**EXERCISE GOAL:** The data should be written out in full, exactly as it stands, and the pictures dropped.
**** GIVEN ENTRIES
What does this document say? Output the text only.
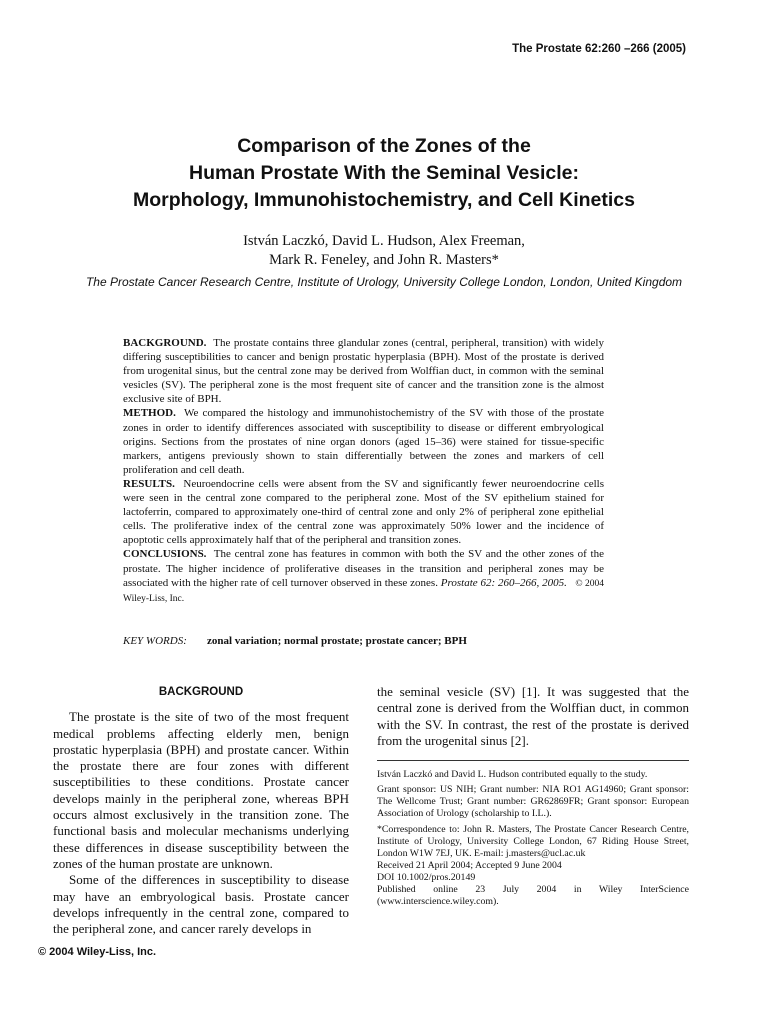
The Prostate 62:260 –266 (2005)
Comparison of the Zones of the
Human Prostate With the Seminal Vesicle:
Morphology, Immunohistochemistry, and Cell Kinetics
István Laczkó, David L. Hudson, Alex Freeman,
Mark R. Feneley, and John R. Masters*
The Prostate Cancer Research Centre, Institute of Urology, University College London, London, United Kingdom

BACKGROUND. The prostate contains three glandular zones (central, peripheral, transition) with widely differing susceptibilities to cancer and benign prostatic hyperplasia (BPH). Most of the prostate is derived from urogenital sinus, but the central zone may be derived from Wolffian duct, in common with the seminal vesicles (SV). The peripheral zone is the most frequent site of cancer and the transition zone is the almost exclusive site of BPH.

METHOD. We compared the histology and immunohistochemistry of the SV with those of the prostate zones in order to identify differences associated with susceptibility to disease or different embryological origins. Sections from the prostates of nine organ donors (aged 15–36) were stained for tissue-specific markers, antigens previously shown to stain differentially between the zones and markers of cell proliferation and cell death.

RESULTS. Neuroendocrine cells were absent from the SV and significantly fewer neuroendocrine cells were seen in the central zone compared to the peripheral zone. Most of the SV epithelium stained for lactoferrin, compared to approximately one-third of central zone and only 2% of peripheral zone epithelial cells. The proliferative index of the central zone was approximately 50% lower and the incidence of apoptotic cells approximately half that of the peripheral and transition zones.

CONCLUSIONS. The central zone has features in common with both the SV and the other zones of the prostate. The higher incidence of proliferative diseases in the transition and peripheral zones may be associated with the higher rate of cell turnover observed in these zones. Prostate 62: 260–266, 2005. © 2004 Wiley-Liss, Inc.

KEY WORDS: zonal variation; normal prostate; prostate cancer; BPH

BACKGROUND

The prostate is the site of two of the most frequent medical problems affecting elderly men, benign prostatic hyperplasia (BPH) and prostate cancer. Within the prostate there are four zones with different susceptibilities to these conditions. Prostate cancer develops mainly in the peripheral zone, whereas BPH occurs almost exclusively in the transition zone. The functional basis and molecular mechanisms underlying these differences in disease susceptibility between the zones of the human prostate are unknown.

Some of the differences in susceptibility to disease may have an embryological basis. Prostate cancer develops infrequently in the central zone, compared to the peripheral zone, and cancer rarely develops in

the seminal vesicle (SV) [1]. It was suggested that the central zone is derived from the Wolffian duct, in common with the SV. In contrast, the rest of the prostate is derived from the urogenital sinus [2].

István Laczkó and David L. Hudson contributed equally to the study.

Grant sponsor: US NIH; Grant number: NIA RO1 AG14960; Grant sponsor: The Wellcome Trust; Grant number: GR62869FR; Grant sponsor: European Association of Urology (scholarship to I.L.).

*Correspondence to: John R. Masters, The Prostate Cancer Research Centre, Institute of Urology, University College London, 67 Riding House Street, London W1W 7EJ, UK. E-mail: j.masters@ucl.ac.uk

Received 21 April 2004; Accepted 9 June 2004

DOI 10.1002/pros.20149

Published online 23 July 2004 in Wiley InterScience (www.interscience.wiley.com).

© 2004 Wiley-Liss, Inc.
********
**RESPONSE AREA:**
What does this document say? Output the text only.
The Prostate 62:260 –266 (2005)
Comparison of the Zones of the
Human Prostate With the Seminal Vesicle:
Morphology, Immunohistochemistry, and Cell Kinetics
István Laczkó, David L. Hudson, Alex Freeman,
Mark R. Feneley, and John R. Masters*
The Prostate Cancer Research Centre, Institute of Urology, University College London, London, United Kingdom

BACKGROUND. The prostate contains three glandular zones (central, peripheral, transition) with widely differing susceptibilities to cancer and benign prostatic hyperplasia (BPH). Most of the prostate is derived from urogenital sinus, but the central zone may be derived from Wolffian duct, in common with the seminal vesicles (SV). The peripheral zone is the most frequent site of cancer and the transition zone is the almost exclusive site of BPH.

METHOD. We compared the histology and immunohistochemistry of the SV with those of the prostate zones in order to identify differences associated with susceptibility to disease or different embryological origins. Sections from the prostates of nine organ donors (aged 15–36) were stained for tissue-specific markers, antigens previously shown to stain differentially between the zones and markers of cell proliferation and cell death.

RESULTS. Neuroendocrine cells were absent from the SV and significantly fewer neuroendocrine cells were seen in the central zone compared to the peripheral zone. Most of the SV epithelium stained for lactoferrin, compared to approximately one-third of central zone and only 2% of peripheral zone epithelial cells. The proliferative index of the central zone was approximately 50% lower and the incidence of apoptotic cells approximately half that of the peripheral and transition zones.

CONCLUSIONS. The central zone has features in common with both the SV and the other zones of the prostate. The higher incidence of proliferative diseases in the transition and peripheral zones may be associated with the higher rate of cell turnover observed in these zones. Prostate 62: 260–266, 2005. © 2004 Wiley-Liss, Inc.

KEY WORDS: zonal variation; normal prostate; prostate cancer; BPH

BACKGROUND

The prostate is the site of two of the most frequent medical problems affecting elderly men, benign prostatic hyperplasia (BPH) and prostate cancer. Within the prostate there are four zones with different susceptibilities to these conditions. Prostate cancer develops mainly in the peripheral zone, whereas BPH occurs almost exclusively in the transition zone. The functional basis and molecular mechanisms underlying these differences in disease susceptibility between the zones of the human prostate are unknown.

Some of the differences in susceptibility to disease may have an embryological basis. Prostate cancer develops infrequently in the central zone, compared to the peripheral zone, and cancer rarely develops in

the seminal vesicle (SV) [1]. It was suggested that the central zone is derived from the Wolffian duct, in common with the SV. In contrast, the rest of the prostate is derived from the urogenital sinus [2].

István Laczkó and David L. Hudson contributed equally to the study.

Grant sponsor: US NIH; Grant number: NIA RO1 AG14960; Grant sponsor: The Wellcome Trust; Grant number: GR62869FR; Grant sponsor: European Association of Urology (scholarship to I.L.).

*Correspondence to: John R. Masters, The Prostate Cancer Research Centre, Institute of Urology, University College London, 67 Riding House Street, London W1W 7EJ, UK. E-mail: j.masters@ucl.ac.uk

Received 21 April 2004; Accepted 9 June 2004

DOI 10.1002/pros.20149

Published online 23 July 2004 in Wiley InterScience (www.interscience.wiley.com).

© 2004 Wiley-Liss, Inc.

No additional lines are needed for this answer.